• Stored data
┄┄┄┄┄┄

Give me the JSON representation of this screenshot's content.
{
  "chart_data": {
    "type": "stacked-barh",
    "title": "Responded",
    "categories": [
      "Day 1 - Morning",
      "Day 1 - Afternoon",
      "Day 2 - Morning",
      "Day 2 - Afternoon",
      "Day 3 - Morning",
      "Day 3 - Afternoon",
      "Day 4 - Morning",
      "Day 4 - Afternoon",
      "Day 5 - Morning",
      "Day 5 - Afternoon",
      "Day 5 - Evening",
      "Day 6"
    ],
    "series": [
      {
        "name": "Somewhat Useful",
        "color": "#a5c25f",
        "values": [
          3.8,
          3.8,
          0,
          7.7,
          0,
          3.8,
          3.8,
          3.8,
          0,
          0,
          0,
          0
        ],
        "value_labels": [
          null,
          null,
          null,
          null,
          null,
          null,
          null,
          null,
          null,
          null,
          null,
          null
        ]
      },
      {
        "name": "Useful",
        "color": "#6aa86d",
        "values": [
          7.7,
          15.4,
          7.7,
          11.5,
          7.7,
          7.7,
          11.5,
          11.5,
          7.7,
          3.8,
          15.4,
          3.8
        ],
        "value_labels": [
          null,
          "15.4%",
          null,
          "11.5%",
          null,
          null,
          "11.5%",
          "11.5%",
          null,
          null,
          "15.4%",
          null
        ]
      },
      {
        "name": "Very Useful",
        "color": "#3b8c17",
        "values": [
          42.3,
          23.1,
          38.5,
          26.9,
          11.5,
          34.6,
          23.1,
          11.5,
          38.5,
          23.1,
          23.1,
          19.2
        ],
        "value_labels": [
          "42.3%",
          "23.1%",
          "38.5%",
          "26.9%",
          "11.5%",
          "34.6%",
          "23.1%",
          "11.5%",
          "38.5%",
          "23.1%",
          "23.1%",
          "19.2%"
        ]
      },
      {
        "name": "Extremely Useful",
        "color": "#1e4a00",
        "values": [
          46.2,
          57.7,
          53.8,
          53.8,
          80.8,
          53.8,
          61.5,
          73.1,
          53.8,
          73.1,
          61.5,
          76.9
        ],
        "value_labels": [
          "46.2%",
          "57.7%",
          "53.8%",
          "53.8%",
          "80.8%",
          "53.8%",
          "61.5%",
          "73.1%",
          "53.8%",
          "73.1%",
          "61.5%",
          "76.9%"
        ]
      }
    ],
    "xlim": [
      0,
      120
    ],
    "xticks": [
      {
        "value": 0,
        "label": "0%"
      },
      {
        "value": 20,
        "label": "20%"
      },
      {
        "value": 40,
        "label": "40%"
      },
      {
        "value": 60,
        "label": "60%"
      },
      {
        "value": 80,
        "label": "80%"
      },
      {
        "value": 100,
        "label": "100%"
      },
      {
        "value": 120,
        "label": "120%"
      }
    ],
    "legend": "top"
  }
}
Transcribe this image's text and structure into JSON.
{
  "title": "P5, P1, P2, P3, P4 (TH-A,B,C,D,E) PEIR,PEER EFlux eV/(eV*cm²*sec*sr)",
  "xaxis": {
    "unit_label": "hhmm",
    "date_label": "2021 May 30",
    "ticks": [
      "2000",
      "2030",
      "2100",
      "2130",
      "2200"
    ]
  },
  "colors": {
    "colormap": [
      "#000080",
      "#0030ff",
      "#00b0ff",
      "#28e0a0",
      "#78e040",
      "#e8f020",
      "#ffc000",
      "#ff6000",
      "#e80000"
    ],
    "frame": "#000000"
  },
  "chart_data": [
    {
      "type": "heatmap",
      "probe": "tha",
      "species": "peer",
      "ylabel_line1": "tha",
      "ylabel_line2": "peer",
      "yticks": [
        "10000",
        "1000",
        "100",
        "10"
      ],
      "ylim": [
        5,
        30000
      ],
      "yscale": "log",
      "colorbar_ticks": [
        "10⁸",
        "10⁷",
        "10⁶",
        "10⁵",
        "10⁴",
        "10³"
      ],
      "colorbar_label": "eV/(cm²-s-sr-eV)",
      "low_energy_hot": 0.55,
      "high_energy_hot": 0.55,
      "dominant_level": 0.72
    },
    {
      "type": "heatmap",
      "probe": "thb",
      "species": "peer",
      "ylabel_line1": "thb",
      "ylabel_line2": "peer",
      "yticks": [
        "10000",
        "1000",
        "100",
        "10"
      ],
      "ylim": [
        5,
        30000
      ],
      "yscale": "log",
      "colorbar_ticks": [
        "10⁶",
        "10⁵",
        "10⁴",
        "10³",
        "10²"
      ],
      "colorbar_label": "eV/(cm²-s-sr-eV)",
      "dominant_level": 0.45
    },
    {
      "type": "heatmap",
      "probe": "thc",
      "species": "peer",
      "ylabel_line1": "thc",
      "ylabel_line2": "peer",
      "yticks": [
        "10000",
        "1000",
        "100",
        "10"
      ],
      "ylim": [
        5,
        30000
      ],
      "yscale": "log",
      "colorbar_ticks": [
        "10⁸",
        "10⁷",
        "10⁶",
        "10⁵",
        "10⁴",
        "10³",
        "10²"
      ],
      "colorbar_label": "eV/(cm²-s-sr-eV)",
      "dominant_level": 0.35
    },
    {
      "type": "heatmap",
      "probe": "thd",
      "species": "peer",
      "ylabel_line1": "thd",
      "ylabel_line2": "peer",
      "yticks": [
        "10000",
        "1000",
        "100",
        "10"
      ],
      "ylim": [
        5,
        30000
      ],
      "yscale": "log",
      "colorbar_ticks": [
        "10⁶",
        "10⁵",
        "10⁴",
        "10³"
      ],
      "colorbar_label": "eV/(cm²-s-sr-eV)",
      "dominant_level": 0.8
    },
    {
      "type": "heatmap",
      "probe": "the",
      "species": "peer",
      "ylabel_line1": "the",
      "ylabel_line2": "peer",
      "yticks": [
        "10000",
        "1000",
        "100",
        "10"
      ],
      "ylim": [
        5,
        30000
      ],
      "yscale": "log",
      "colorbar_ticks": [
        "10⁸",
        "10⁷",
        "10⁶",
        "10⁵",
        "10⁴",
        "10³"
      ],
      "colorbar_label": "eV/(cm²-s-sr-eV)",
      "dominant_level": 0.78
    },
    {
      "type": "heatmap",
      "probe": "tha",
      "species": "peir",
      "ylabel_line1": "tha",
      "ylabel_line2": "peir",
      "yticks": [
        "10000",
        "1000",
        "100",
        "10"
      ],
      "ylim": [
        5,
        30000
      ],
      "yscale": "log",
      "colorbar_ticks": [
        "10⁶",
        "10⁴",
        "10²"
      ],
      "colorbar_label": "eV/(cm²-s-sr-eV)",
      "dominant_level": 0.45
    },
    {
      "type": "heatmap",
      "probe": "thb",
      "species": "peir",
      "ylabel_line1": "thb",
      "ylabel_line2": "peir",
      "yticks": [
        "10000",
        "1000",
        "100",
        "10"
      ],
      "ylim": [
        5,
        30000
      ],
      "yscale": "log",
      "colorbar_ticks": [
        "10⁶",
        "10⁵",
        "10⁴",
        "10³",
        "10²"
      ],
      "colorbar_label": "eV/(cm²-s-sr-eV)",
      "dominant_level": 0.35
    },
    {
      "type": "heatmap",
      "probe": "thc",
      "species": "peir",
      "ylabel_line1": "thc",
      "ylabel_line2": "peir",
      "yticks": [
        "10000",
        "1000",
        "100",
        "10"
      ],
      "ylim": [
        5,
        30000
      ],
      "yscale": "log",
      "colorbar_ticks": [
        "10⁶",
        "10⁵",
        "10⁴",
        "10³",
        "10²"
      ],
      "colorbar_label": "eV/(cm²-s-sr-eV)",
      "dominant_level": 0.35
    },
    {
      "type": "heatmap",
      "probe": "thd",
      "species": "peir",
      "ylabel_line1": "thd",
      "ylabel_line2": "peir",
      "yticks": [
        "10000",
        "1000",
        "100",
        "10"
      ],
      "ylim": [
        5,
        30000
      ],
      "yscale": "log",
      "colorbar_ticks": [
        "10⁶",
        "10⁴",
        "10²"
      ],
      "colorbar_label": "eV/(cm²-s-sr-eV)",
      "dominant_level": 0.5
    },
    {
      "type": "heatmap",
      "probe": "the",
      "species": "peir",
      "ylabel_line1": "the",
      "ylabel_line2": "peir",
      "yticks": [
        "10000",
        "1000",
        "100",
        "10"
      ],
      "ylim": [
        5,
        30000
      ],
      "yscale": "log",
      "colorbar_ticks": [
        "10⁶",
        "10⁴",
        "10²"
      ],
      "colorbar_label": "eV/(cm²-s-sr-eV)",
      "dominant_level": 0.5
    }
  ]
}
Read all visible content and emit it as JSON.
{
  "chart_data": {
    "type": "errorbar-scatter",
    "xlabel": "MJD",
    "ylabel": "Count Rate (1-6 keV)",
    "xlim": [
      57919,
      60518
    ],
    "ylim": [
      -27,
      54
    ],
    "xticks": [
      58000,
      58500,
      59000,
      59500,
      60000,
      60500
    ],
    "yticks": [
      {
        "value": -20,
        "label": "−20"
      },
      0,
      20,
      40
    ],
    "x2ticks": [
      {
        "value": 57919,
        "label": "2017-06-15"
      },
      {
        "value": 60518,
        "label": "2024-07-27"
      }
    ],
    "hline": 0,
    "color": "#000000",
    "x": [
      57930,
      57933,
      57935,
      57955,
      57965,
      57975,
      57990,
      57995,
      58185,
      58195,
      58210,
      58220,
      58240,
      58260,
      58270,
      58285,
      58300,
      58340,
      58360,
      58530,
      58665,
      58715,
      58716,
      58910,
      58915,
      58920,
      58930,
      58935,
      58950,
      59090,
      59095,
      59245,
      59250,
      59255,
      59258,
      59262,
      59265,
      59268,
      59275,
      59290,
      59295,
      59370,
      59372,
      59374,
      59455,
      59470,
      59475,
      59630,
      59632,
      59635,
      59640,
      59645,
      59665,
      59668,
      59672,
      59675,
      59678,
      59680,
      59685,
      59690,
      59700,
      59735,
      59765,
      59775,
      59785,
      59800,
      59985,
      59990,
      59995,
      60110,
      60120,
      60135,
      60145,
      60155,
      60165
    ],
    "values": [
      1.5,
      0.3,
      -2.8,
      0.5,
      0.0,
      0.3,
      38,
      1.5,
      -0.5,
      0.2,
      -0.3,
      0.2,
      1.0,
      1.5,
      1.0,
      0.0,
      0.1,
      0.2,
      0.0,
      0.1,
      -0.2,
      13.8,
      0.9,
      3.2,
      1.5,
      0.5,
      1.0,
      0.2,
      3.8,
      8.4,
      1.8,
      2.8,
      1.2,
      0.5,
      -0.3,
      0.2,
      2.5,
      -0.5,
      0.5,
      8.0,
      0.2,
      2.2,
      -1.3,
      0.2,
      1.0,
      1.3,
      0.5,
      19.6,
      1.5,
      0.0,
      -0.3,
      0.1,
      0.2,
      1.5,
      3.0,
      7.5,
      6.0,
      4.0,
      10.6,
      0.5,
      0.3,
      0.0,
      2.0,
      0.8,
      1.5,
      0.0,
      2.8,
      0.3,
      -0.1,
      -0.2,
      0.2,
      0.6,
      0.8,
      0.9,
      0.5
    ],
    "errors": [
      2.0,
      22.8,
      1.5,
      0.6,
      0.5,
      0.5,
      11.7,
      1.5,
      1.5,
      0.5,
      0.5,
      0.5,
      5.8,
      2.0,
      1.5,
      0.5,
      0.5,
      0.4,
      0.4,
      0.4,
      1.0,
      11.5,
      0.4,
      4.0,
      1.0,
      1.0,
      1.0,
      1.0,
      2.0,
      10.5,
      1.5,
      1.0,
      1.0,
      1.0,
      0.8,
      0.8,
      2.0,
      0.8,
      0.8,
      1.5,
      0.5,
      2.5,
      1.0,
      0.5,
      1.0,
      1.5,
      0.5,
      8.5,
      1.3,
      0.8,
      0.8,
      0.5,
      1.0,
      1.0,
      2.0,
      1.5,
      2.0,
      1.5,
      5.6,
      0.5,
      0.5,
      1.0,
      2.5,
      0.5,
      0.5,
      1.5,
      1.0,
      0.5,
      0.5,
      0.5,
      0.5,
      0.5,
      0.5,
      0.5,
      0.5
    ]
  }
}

┄┄┄┄┄┄

• Aim of the task
Find all lines where the word "this" appears. Copy them.

• Exercise answer
Give me the JSON representation of this screenshot's content.
Transcribe this image's text and structure into JSON.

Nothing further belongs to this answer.